DO THIS
Take the material below and write it all out again exactly.

GIVEN ENTRIES
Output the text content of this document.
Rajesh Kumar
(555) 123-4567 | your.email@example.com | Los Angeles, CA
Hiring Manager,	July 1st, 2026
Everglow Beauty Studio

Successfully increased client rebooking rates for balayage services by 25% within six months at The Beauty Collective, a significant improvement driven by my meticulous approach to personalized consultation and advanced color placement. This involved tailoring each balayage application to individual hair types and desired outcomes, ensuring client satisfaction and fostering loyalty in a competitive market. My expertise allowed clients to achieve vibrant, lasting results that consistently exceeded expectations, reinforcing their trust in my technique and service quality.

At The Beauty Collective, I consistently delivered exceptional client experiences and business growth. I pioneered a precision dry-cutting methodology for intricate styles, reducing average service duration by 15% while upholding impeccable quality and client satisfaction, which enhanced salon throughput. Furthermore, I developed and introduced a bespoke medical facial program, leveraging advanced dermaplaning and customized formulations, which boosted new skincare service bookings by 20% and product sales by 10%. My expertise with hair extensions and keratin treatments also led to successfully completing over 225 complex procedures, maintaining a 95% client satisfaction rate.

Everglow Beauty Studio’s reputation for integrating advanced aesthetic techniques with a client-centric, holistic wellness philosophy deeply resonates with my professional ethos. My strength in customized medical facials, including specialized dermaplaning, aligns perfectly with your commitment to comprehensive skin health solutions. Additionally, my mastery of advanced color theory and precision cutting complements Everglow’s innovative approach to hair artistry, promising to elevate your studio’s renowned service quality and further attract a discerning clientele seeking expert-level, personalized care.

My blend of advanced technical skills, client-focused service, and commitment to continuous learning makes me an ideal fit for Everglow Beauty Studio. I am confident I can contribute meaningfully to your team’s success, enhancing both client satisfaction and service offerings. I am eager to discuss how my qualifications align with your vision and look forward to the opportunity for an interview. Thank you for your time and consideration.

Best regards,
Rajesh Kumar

ANSWER BELOW
Output the text content of this document.
Rajesh Kumar
(555) 123-4567 | your.email@example.com | Los Angeles, CA
Hiring Manager,	July 1st, 2026
Everglow Beauty Studio

Successfully increased client rebooking rates for balayage services by 25% within six months at The Beauty Collective, a significant improvement driven by my meticulous approach to personalized consultation and advanced color placement. This involved tailoring each balayage application to individual hair types and desired outcomes, ensuring client satisfaction and fostering loyalty in a competitive market. My expertise allowed clients to achieve vibrant, lasting results that consistently exceeded expectations, reinforcing their trust in my technique and service quality.

At The Beauty Collective, I consistently delivered exceptional client experiences and business growth. I pioneered a precision dry-cutting methodology for intricate styles, reducing average service duration by 15% while upholding impeccable quality and client satisfaction, which enhanced salon throughput. Furthermore, I developed and introduced a bespoke medical facial program, leveraging advanced dermaplaning and customized formulations, which boosted new skincare service bookings by 20% and product sales by 10%. My expertise with hair extensions and keratin treatments also led to successfully completing over 225 complex procedures, maintaining a 95% client satisfaction rate.

Everglow Beauty Studio’s reputation for integrating advanced aesthetic techniques with a client-centric, holistic wellness philosophy deeply resonates with my professional ethos. My strength in customized medical facials, including specialized dermaplaning, aligns perfectly with your commitment to comprehensive skin health solutions. Additionally, my mastery of advanced color theory and precision cutting complements Everglow’s innovative approach to hair artistry, promising to elevate your studio’s renowned service quality and further attract a discerning clientele seeking expert-level, personalized care.

My blend of advanced technical skills, client-focused service, and commitment to continuous learning makes me an ideal fit for Everglow Beauty Studio. I am confident I can contribute meaningfully to your team’s success, enhancing both client satisfaction and service offerings. I am eager to discuss how my qualifications align with your vision and look forward to the opportunity for an interview. Thank you for your time and consideration.

Best regards,
Rajesh Kumar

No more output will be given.